>> BEGIN ENTRIES PROVIDED
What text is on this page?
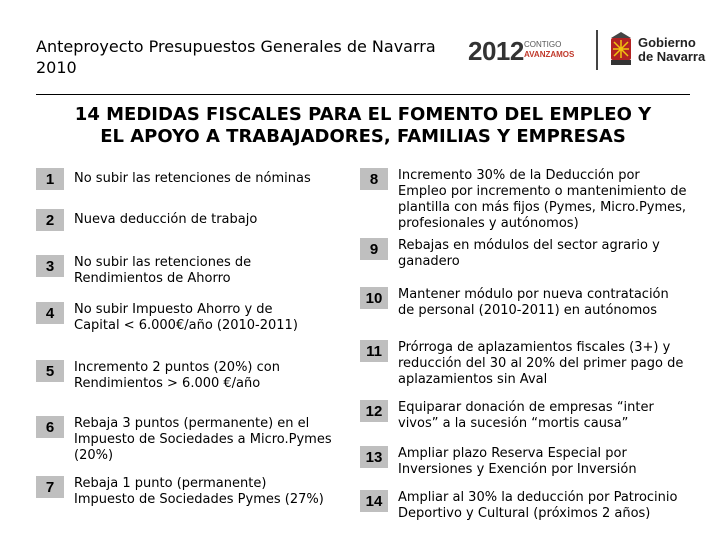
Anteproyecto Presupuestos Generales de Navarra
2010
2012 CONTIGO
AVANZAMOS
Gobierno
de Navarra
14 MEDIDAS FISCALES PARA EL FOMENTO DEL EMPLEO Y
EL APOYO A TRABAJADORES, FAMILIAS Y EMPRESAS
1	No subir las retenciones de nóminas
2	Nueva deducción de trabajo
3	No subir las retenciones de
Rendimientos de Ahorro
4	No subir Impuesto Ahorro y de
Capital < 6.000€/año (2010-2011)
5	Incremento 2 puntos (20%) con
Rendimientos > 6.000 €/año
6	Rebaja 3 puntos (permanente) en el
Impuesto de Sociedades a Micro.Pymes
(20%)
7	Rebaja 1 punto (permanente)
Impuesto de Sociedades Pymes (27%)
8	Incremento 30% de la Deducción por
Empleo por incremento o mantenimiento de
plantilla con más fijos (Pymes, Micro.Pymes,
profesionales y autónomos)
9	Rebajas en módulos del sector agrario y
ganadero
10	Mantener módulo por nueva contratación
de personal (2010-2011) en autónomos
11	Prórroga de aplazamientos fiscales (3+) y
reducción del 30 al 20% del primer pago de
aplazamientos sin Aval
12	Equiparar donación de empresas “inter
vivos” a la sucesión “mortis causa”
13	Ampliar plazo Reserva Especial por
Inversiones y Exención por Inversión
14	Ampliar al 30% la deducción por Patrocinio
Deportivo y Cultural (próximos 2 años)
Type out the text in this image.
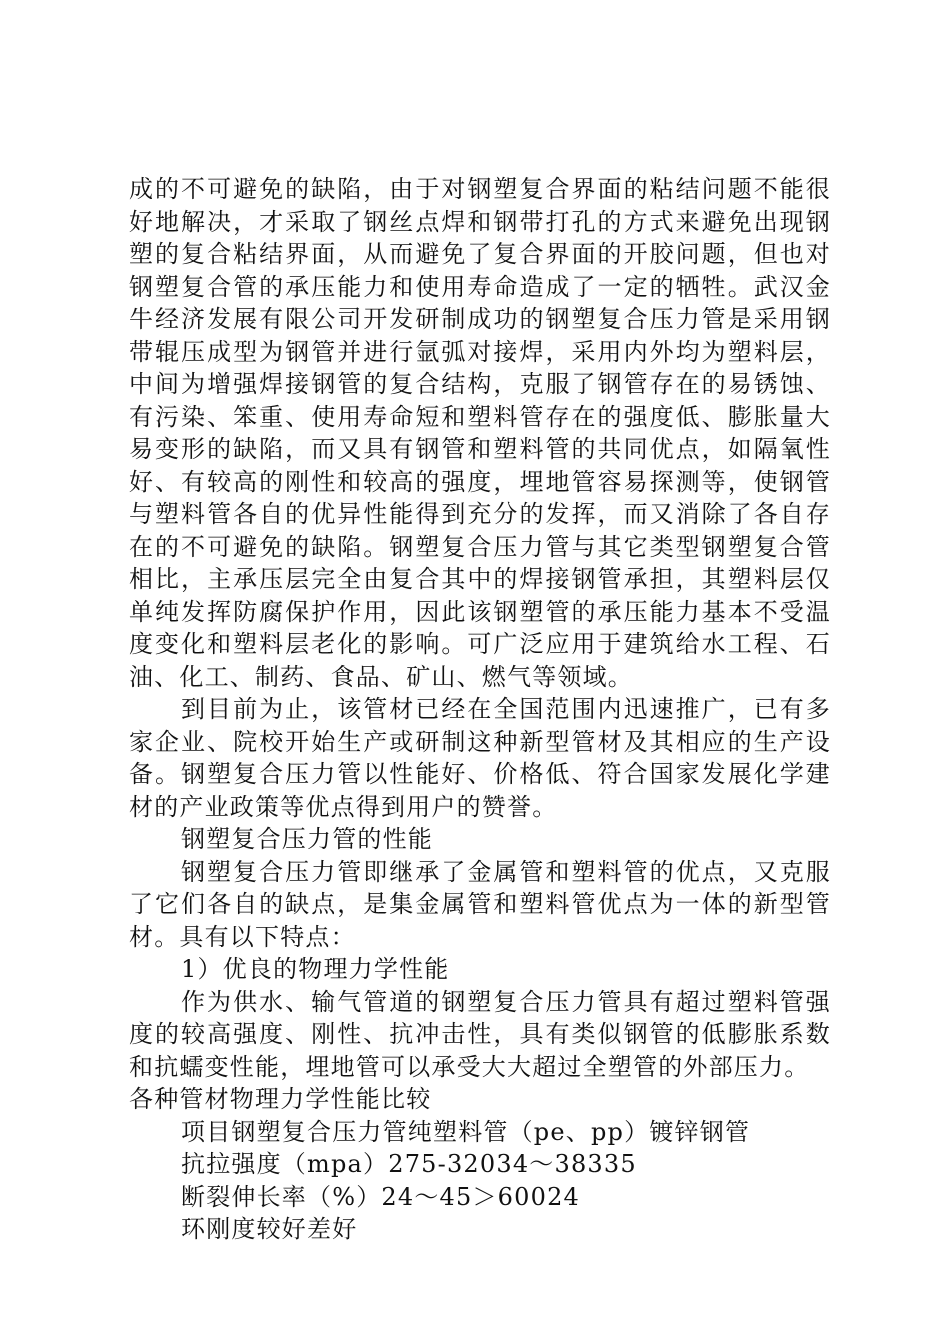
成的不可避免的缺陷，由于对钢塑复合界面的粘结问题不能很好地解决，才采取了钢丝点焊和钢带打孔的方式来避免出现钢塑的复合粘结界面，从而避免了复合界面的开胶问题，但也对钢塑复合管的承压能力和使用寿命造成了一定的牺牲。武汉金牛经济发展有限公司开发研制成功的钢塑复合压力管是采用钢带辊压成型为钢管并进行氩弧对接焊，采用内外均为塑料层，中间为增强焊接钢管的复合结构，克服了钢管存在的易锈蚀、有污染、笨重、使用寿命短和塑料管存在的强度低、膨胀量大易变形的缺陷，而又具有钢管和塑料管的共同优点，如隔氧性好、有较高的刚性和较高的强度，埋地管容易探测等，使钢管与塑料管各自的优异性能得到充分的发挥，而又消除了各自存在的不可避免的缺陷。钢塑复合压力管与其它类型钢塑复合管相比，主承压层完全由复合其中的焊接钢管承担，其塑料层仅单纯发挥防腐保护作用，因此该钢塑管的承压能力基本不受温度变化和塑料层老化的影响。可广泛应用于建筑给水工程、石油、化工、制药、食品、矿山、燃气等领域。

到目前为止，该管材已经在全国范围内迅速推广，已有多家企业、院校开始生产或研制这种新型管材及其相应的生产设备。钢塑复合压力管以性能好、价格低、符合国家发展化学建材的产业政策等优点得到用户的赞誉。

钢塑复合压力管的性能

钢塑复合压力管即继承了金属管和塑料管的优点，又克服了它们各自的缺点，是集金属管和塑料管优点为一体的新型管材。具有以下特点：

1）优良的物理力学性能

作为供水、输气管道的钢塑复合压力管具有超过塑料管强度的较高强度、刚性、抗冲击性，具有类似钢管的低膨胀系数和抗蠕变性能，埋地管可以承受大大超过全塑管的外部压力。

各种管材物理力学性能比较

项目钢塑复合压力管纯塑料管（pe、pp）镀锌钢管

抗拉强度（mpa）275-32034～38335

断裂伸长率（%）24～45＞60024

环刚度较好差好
>> END ENTRIES PROVIDED
PROBLEM » Extract every line of the data exactly; pictures stay out.

FINAL ANSWER »
What text is on this page?
Anteproyecto Presupuestos Generales de Navarra
2010
2012 CONTIGO
AVANZAMOS
Gobierno
de Navarra
14 MEDIDAS FISCALES PARA EL FOMENTO DEL EMPLEO Y
EL APOYO A TRABAJADORES, FAMILIAS Y EMPRESAS
1	No subir las retenciones de nóminas
2	Nueva deducción de trabajo
3	No subir las retenciones de
Rendimientos de Ahorro
4	No subir Impuesto Ahorro y de
Capital < 6.000€/año (2010-2011)
5	Incremento 2 puntos (20%) con
Rendimientos > 6.000 €/año
6	Rebaja 3 puntos (permanente) en el
Impuesto de Sociedades a Micro.Pymes
(20%)
7	Rebaja 1 punto (permanente)
Impuesto de Sociedades Pymes (27%)
8	Incremento 30% de la Deducción por
Empleo por incremento o mantenimiento de
plantilla con más fijos (Pymes, Micro.Pymes,
profesionales y autónomos)
9	Rebajas en módulos del sector agrario y
ganadero
10	Mantener módulo por nueva contratación
de personal (2010-2011) en autónomos
11	Prórroga de aplazamientos fiscales (3+) y
reducción del 30 al 20% del primer pago de
aplazamientos sin Aval
12	Equiparar donación de empresas “inter
vivos” a la sucesión “mortis causa”
13	Ampliar plazo Reserva Especial por
Inversiones y Exención por Inversión
14	Ampliar al 30% la deducción por Patrocinio
Deportivo y Cultural (próximos 2 años)
Type out the text in this image.
成的不可避免的缺陷，由于对钢塑复合界面的粘结问题不能很好地解决，才采取了钢丝点焊和钢带打孔的方式来避免出现钢塑的复合粘结界面，从而避免了复合界面的开胶问题，但也对钢塑复合管的承压能力和使用寿命造成了一定的牺牲。武汉金牛经济发展有限公司开发研制成功的钢塑复合压力管是采用钢带辊压成型为钢管并进行氩弧对接焊，采用内外均为塑料层，中间为增强焊接钢管的复合结构，克服了钢管存在的易锈蚀、有污染、笨重、使用寿命短和塑料管存在的强度低、膨胀量大易变形的缺陷，而又具有钢管和塑料管的共同优点，如隔氧性好、有较高的刚性和较高的强度，埋地管容易探测等，使钢管与塑料管各自的优异性能得到充分的发挥，而又消除了各自存在的不可避免的缺陷。钢塑复合压力管与其它类型钢塑复合管相比，主承压层完全由复合其中的焊接钢管承担，其塑料层仅单纯发挥防腐保护作用，因此该钢塑管的承压能力基本不受温度变化和塑料层老化的影响。可广泛应用于建筑给水工程、石油、化工、制药、食品、矿山、燃气等领域。

到目前为止，该管材已经在全国范围内迅速推广，已有多家企业、院校开始生产或研制这种新型管材及其相应的生产设备。钢塑复合压力管以性能好、价格低、符合国家发展化学建材的产业政策等优点得到用户的赞誉。

钢塑复合压力管的性能

钢塑复合压力管即继承了金属管和塑料管的优点，又克服了它们各自的缺点，是集金属管和塑料管优点为一体的新型管材。具有以下特点：

1）优良的物理力学性能

作为供水、输气管道的钢塑复合压力管具有超过塑料管强度的较高强度、刚性、抗冲击性，具有类似钢管的低膨胀系数和抗蠕变性能，埋地管可以承受大大超过全塑管的外部压力。

各种管材物理力学性能比较

项目钢塑复合压力管纯塑料管（pe、pp）镀锌钢管

抗拉强度（mpa）275-32034～38335

断裂伸长率（%）24～45＞60024

环刚度较好差好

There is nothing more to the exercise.